◆ EXERCISE GOAL
Copy all lines below containing "value".

======== DATA ROWS ========

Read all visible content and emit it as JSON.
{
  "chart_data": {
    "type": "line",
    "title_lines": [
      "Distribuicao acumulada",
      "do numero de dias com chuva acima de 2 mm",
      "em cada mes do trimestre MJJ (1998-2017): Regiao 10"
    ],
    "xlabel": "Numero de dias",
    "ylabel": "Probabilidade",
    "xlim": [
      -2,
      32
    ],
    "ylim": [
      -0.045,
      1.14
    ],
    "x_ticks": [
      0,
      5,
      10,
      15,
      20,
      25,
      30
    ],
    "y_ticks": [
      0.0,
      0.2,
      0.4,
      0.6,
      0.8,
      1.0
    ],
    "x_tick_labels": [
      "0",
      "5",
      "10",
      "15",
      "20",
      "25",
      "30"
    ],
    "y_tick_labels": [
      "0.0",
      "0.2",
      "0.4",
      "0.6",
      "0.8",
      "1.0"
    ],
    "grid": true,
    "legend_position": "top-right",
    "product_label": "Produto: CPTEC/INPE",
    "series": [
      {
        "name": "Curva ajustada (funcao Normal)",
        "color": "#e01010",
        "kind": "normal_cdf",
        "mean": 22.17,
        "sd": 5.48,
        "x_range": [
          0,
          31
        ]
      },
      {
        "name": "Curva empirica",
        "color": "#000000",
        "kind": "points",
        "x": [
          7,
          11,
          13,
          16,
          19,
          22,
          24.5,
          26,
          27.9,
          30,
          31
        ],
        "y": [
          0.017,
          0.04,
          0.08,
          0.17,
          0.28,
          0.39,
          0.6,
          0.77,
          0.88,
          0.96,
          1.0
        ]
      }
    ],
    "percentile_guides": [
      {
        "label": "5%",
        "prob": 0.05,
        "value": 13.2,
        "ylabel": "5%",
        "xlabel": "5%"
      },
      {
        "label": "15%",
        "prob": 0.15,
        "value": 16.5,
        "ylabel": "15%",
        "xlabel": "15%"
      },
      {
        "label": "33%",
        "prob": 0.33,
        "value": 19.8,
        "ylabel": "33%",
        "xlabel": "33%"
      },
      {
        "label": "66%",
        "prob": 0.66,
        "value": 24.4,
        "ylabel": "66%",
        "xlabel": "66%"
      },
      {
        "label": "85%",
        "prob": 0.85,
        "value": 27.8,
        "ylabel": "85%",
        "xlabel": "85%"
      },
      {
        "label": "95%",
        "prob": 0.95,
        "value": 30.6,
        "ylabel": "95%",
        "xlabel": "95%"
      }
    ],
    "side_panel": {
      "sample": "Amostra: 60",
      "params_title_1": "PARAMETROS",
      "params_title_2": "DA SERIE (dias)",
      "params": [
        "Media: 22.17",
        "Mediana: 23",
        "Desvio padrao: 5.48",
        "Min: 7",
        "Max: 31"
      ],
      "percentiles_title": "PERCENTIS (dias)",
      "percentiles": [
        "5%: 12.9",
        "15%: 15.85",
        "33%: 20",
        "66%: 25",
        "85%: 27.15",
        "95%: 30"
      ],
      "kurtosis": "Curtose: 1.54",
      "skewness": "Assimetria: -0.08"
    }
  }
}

========

◆ SOLUTION FOR THIS TASK
        "value": 13.2,
        "value": 16.5,
        "value": 19.8,
        "value": 24.4,
        "value": 27.8,
        "value": 30.6,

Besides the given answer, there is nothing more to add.